YOUR OBJECTIVE: Take each line that has the word "until" and return it.

____ RAW DATA

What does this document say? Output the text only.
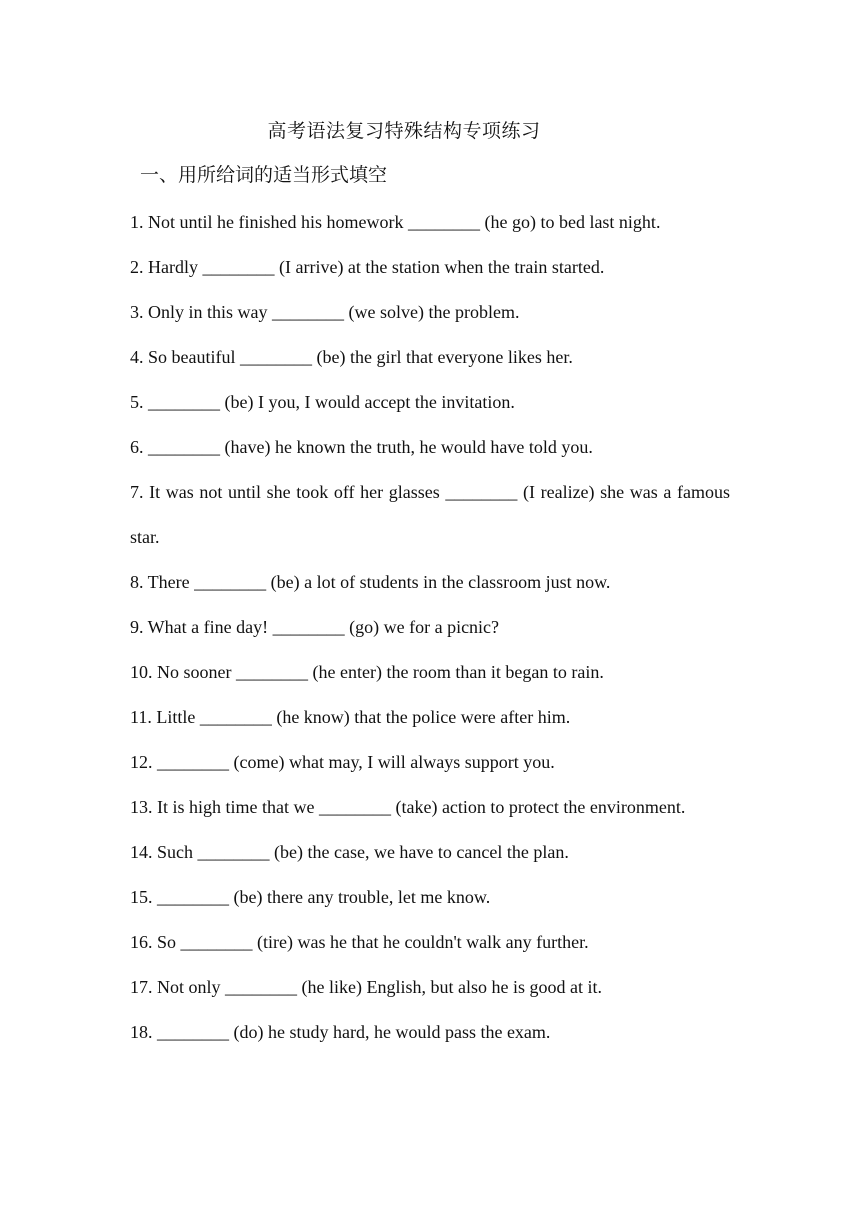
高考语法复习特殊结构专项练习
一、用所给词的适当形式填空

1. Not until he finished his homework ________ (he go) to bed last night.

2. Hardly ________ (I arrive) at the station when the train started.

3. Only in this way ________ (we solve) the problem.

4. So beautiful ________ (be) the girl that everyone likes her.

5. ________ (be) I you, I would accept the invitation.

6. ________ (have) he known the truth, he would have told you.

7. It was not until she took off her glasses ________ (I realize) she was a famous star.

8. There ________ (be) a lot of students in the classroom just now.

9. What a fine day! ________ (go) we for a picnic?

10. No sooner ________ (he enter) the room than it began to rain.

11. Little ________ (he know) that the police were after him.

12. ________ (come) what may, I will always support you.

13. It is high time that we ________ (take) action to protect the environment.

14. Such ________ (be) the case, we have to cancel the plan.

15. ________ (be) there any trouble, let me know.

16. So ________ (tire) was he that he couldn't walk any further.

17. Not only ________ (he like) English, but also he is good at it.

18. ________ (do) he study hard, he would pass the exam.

________
____ RAW DATA

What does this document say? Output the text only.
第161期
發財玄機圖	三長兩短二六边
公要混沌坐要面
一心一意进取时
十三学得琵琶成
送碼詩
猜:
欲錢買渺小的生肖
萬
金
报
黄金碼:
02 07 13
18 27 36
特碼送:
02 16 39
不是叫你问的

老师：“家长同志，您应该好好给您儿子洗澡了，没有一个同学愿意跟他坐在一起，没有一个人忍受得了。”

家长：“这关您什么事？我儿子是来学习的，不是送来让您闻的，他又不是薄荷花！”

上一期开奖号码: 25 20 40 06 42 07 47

________

THE RESPONSE:
1. Not until he finished his homework ________ (he go) to bed last night.
7. It was not until she took off her glasses ________ (I realize) she was a famous star.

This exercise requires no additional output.